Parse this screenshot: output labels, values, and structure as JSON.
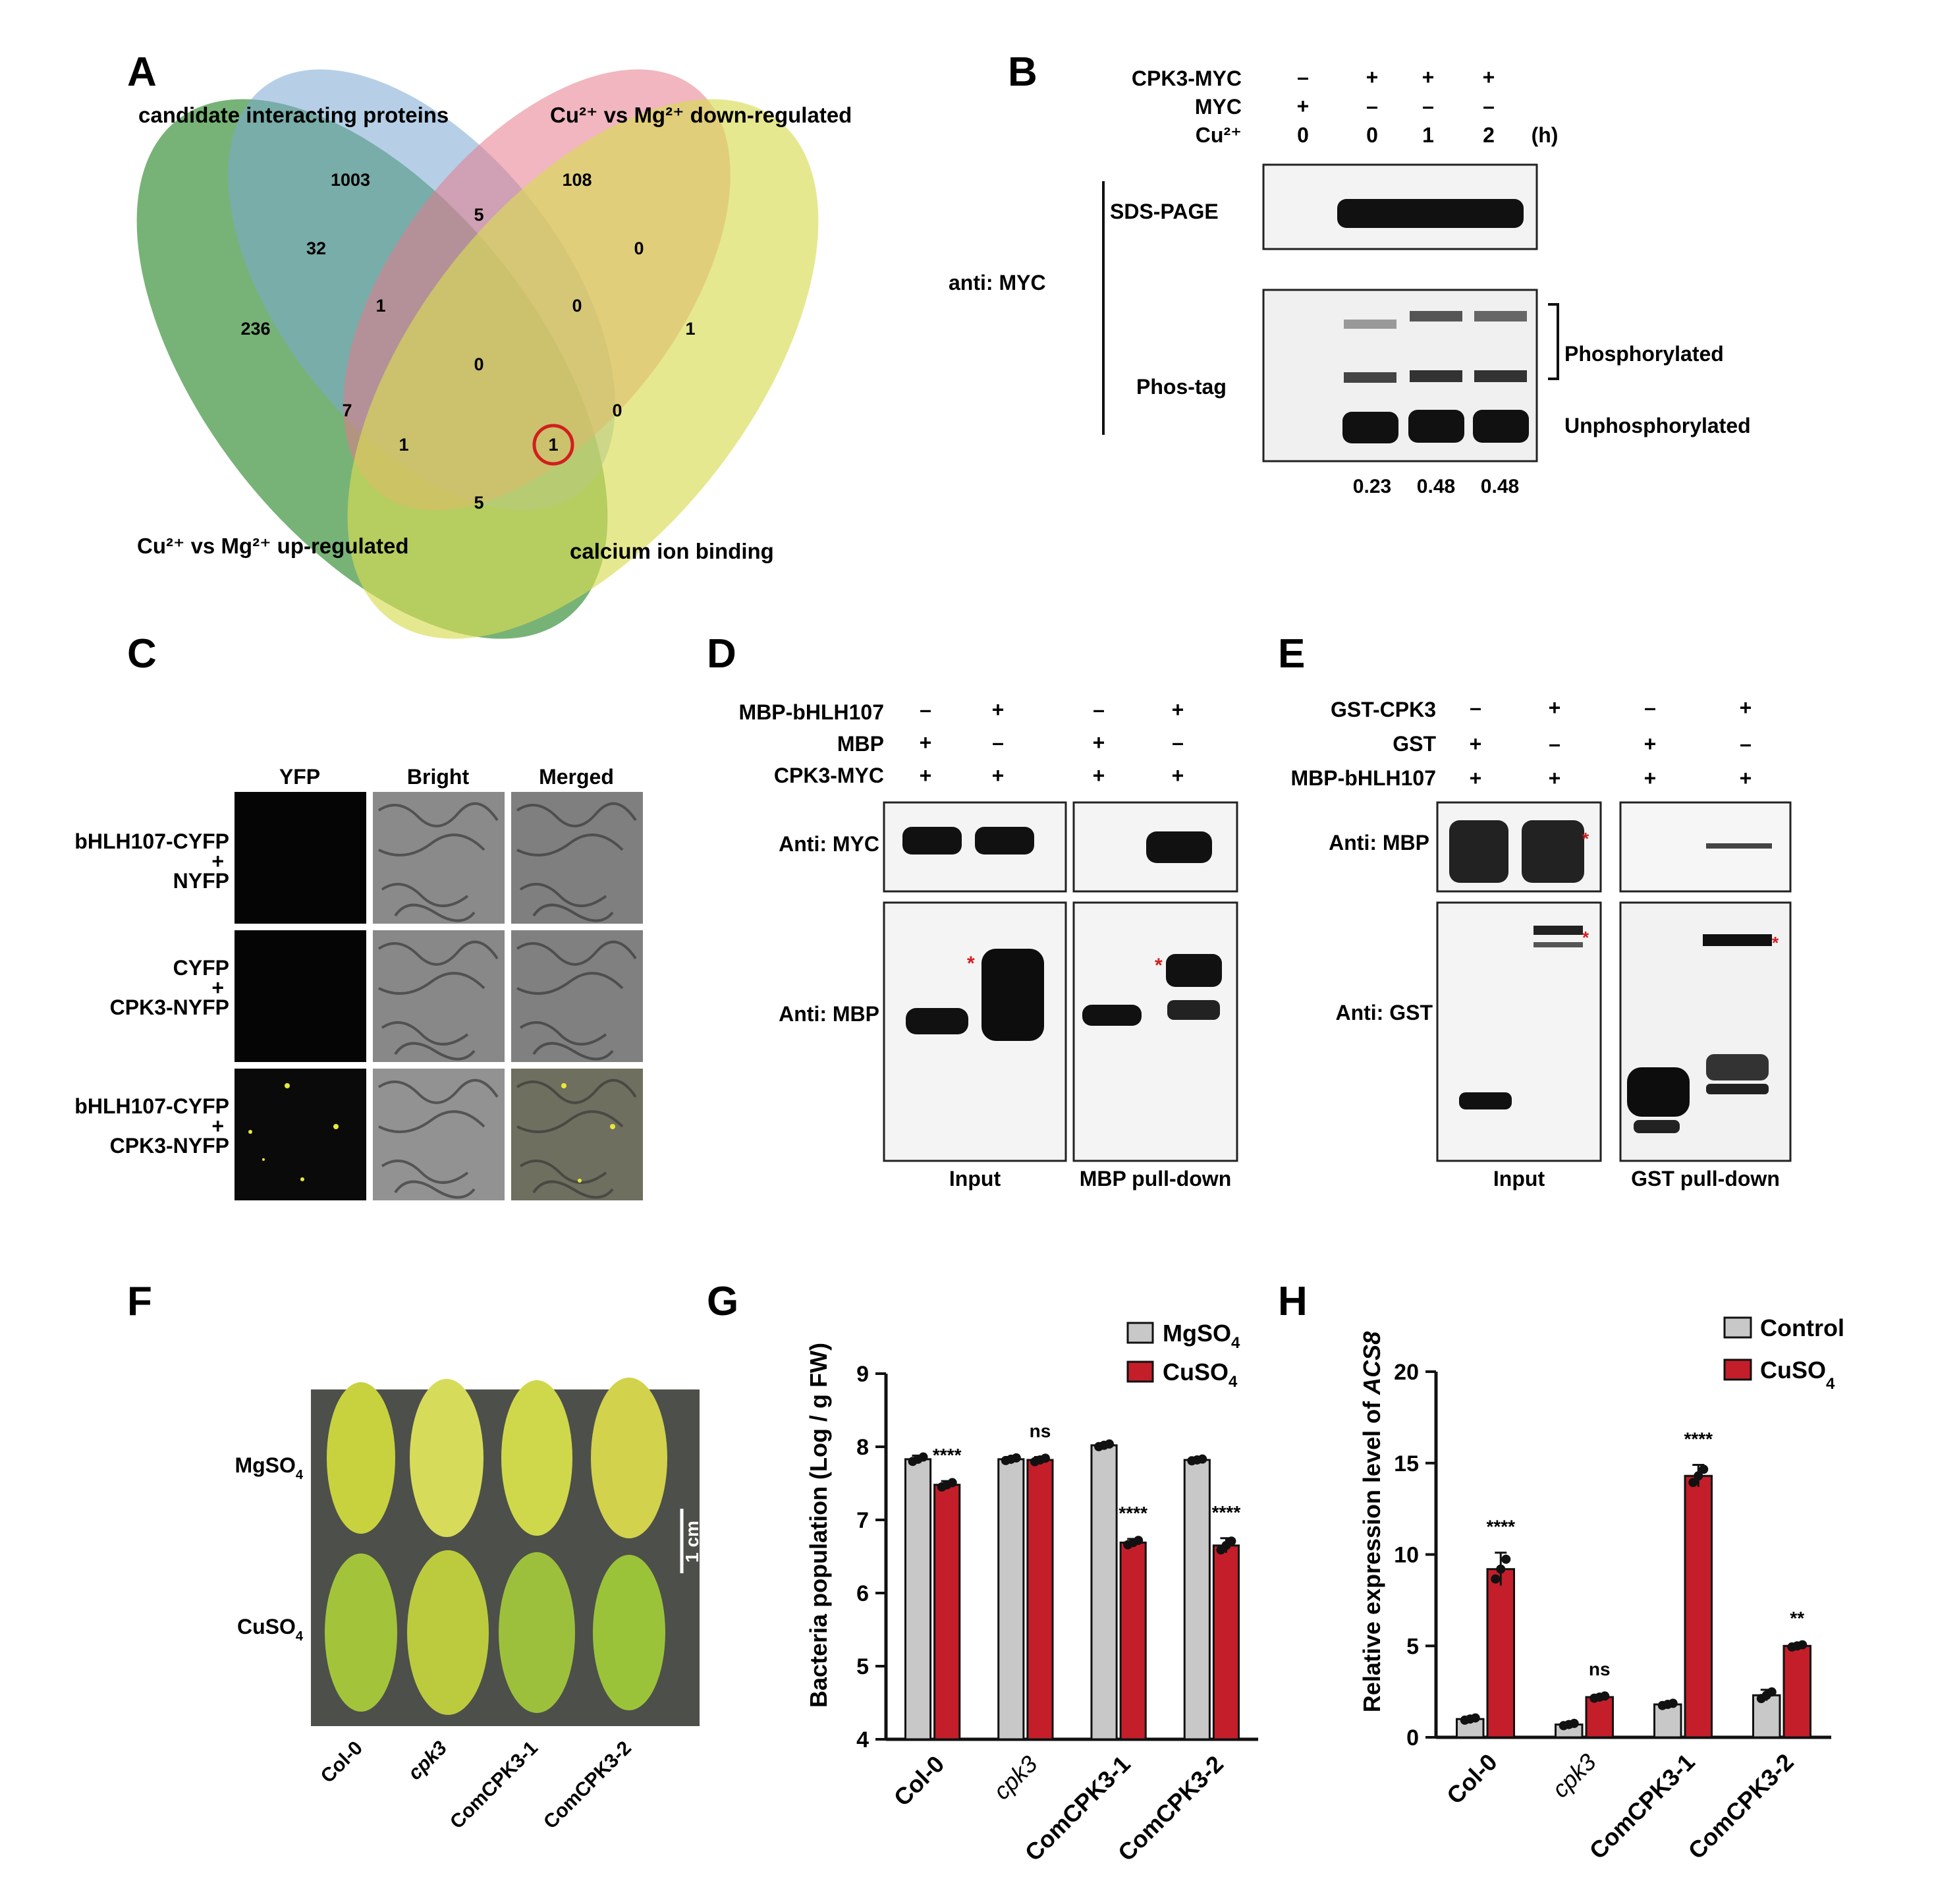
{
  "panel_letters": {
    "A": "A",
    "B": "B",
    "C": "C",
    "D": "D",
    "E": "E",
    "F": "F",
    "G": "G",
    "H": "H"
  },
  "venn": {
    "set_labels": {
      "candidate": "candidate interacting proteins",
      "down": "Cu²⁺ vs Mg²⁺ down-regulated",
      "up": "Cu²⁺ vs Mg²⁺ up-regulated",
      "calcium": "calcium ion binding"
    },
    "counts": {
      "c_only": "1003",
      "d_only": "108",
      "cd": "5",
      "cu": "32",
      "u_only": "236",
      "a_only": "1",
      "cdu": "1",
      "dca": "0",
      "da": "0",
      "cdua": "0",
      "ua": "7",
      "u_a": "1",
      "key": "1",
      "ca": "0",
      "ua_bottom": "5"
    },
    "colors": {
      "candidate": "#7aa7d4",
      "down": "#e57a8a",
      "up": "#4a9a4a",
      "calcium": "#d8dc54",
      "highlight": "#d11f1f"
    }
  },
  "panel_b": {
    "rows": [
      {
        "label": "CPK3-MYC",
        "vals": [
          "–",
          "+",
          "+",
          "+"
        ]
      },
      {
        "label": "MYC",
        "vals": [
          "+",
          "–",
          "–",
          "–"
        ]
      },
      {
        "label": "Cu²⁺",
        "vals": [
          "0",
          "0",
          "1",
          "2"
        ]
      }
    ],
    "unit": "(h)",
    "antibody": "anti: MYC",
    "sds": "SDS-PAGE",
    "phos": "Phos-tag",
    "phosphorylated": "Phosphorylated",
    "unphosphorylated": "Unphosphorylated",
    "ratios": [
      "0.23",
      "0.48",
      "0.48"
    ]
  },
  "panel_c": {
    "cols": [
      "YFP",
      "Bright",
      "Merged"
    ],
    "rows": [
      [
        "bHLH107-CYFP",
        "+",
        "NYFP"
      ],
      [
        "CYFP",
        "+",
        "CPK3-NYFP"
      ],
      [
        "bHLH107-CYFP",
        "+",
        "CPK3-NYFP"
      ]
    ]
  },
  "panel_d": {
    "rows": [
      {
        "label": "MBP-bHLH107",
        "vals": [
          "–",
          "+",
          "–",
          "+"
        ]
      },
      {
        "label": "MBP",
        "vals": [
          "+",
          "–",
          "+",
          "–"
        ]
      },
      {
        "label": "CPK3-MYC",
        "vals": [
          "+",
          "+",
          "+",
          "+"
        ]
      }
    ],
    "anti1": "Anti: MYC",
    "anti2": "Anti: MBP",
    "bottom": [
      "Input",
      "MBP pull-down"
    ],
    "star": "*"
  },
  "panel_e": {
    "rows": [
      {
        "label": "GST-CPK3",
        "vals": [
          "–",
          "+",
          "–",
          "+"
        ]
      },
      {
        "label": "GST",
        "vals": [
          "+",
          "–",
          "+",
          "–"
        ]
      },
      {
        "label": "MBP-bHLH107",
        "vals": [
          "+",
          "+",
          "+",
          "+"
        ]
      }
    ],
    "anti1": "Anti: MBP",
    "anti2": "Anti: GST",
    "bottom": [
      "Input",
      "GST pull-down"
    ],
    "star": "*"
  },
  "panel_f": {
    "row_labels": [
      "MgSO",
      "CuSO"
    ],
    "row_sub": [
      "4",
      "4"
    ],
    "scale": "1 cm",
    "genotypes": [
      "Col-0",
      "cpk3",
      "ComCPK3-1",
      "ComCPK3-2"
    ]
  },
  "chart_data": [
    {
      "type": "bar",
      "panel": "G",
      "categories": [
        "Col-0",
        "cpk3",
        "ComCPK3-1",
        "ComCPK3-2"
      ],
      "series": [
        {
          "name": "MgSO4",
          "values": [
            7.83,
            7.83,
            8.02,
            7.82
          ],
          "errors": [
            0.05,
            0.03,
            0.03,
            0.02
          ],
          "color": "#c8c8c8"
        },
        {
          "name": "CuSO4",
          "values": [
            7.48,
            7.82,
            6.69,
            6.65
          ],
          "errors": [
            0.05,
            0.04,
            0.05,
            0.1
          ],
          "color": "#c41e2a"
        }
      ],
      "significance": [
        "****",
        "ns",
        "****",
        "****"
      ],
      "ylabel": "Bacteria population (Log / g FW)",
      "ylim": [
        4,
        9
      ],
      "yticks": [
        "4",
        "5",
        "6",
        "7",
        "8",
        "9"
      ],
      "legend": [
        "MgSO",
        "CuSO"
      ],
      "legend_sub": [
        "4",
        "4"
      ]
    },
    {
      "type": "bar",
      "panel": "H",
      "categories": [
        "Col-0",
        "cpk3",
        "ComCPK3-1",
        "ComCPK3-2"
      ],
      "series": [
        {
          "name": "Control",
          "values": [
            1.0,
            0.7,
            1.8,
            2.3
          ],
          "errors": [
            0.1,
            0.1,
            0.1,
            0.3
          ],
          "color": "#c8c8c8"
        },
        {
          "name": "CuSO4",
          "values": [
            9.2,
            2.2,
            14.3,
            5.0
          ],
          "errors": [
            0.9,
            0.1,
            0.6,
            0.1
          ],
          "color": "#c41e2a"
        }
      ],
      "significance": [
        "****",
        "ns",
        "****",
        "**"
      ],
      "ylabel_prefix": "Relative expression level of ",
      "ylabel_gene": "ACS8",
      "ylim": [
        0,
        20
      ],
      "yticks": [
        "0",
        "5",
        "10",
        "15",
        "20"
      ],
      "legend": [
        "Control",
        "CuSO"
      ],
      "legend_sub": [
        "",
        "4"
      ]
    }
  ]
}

──────────

- _Description of the task_: Output each entry exactly. Skip the pictures.

- _Reply to the exercise_:
Parse this screenshot: output labels, values, and structure as JSON.
{
  "panel_letters": {
    "A": "A",
    "B": "B",
    "C": "C",
    "D": "D",
    "E": "E",
    "F": "F",
    "G": "G",
    "H": "H"
  },
  "venn": {
    "set_labels": {
      "candidate": "candidate interacting proteins",
      "down": "Cu²⁺ vs Mg²⁺ down-regulated",
      "up": "Cu²⁺ vs Mg²⁺ up-regulated",
      "calcium": "calcium ion binding"
    },
    "counts": {
      "c_only": "1003",
      "d_only": "108",
      "cd": "5",
      "cu": "32",
      "u_only": "236",
      "a_only": "1",
      "cdu": "1",
      "dca": "0",
      "da": "0",
      "cdua": "0",
      "ua": "7",
      "u_a": "1",
      "key": "1",
      "ca": "0",
      "ua_bottom": "5"
    },
    "colors": {
      "candidate": "#7aa7d4",
      "down": "#e57a8a",
      "up": "#4a9a4a",
      "calcium": "#d8dc54",
      "highlight": "#d11f1f"
    }
  },
  "panel_b": {
    "rows": [
      {
        "label": "CPK3-MYC",
        "vals": [
          "–",
          "+",
          "+",
          "+"
        ]
      },
      {
        "label": "MYC",
        "vals": [
          "+",
          "–",
          "–",
          "–"
        ]
      },
      {
        "label": "Cu²⁺",
        "vals": [
          "0",
          "0",
          "1",
          "2"
        ]
      }
    ],
    "unit": "(h)",
    "antibody": "anti: MYC",
    "sds": "SDS-PAGE",
    "phos": "Phos-tag",
    "phosphorylated": "Phosphorylated",
    "unphosphorylated": "Unphosphorylated",
    "ratios": [
      "0.23",
      "0.48",
      "0.48"
    ]
  },
  "panel_c": {
    "cols": [
      "YFP",
      "Bright",
      "Merged"
    ],
    "rows": [
      [
        "bHLH107-CYFP",
        "+",
        "NYFP"
      ],
      [
        "CYFP",
        "+",
        "CPK3-NYFP"
      ],
      [
        "bHLH107-CYFP",
        "+",
        "CPK3-NYFP"
      ]
    ]
  },
  "panel_d": {
    "rows": [
      {
        "label": "MBP-bHLH107",
        "vals": [
          "–",
          "+",
          "–",
          "+"
        ]
      },
      {
        "label": "MBP",
        "vals": [
          "+",
          "–",
          "+",
          "–"
        ]
      },
      {
        "label": "CPK3-MYC",
        "vals": [
          "+",
          "+",
          "+",
          "+"
        ]
      }
    ],
    "anti1": "Anti: MYC",
    "anti2": "Anti: MBP",
    "bottom": [
      "Input",
      "MBP pull-down"
    ],
    "star": "*"
  },
  "panel_e": {
    "rows": [
      {
        "label": "GST-CPK3",
        "vals": [
          "–",
          "+",
          "–",
          "+"
        ]
      },
      {
        "label": "GST",
        "vals": [
          "+",
          "–",
          "+",
          "–"
        ]
      },
      {
        "label": "MBP-bHLH107",
        "vals": [
          "+",
          "+",
          "+",
          "+"
        ]
      }
    ],
    "anti1": "Anti: MBP",
    "anti2": "Anti: GST",
    "bottom": [
      "Input",
      "GST pull-down"
    ],
    "star": "*"
  },
  "panel_f": {
    "row_labels": [
      "MgSO",
      "CuSO"
    ],
    "row_sub": [
      "4",
      "4"
    ],
    "scale": "1 cm",
    "genotypes": [
      "Col-0",
      "cpk3",
      "ComCPK3-1",
      "ComCPK3-2"
    ]
  },
  "chart_data": [
    {
      "type": "bar",
      "panel": "G",
      "categories": [
        "Col-0",
        "cpk3",
        "ComCPK3-1",
        "ComCPK3-2"
      ],
      "series": [
        {
          "name": "MgSO4",
          "values": [
            7.83,
            7.83,
            8.02,
            7.82
          ],
          "errors": [
            0.05,
            0.03,
            0.03,
            0.02
          ],
          "color": "#c8c8c8"
        },
        {
          "name": "CuSO4",
          "values": [
            7.48,
            7.82,
            6.69,
            6.65
          ],
          "errors": [
            0.05,
            0.04,
            0.05,
            0.1
          ],
          "color": "#c41e2a"
        }
      ],
      "significance": [
        "****",
        "ns",
        "****",
        "****"
      ],
      "ylabel": "Bacteria population (Log / g FW)",
      "ylim": [
        4,
        9
      ],
      "yticks": [
        "4",
        "5",
        "6",
        "7",
        "8",
        "9"
      ],
      "legend": [
        "MgSO",
        "CuSO"
      ],
      "legend_sub": [
        "4",
        "4"
      ]
    },
    {
      "type": "bar",
      "panel": "H",
      "categories": [
        "Col-0",
        "cpk3",
        "ComCPK3-1",
        "ComCPK3-2"
      ],
      "series": [
        {
          "name": "Control",
          "values": [
            1.0,
            0.7,
            1.8,
            2.3
          ],
          "errors": [
            0.1,
            0.1,
            0.1,
            0.3
          ],
          "color": "#c8c8c8"
        },
        {
          "name": "CuSO4",
          "values": [
            9.2,
            2.2,
            14.3,
            5.0
          ],
          "errors": [
            0.9,
            0.1,
            0.6,
            0.1
          ],
          "color": "#c41e2a"
        }
      ],
      "significance": [
        "****",
        "ns",
        "****",
        "**"
      ],
      "ylabel_prefix": "Relative expression level of ",
      "ylabel_gene": "ACS8",
      "ylim": [
        0,
        20
      ],
      "yticks": [
        "0",
        "5",
        "10",
        "15",
        "20"
      ],
      "legend": [
        "Control",
        "CuSO"
      ],
      "legend_sub": [
        "",
        "4"
      ]
    }
  ]
}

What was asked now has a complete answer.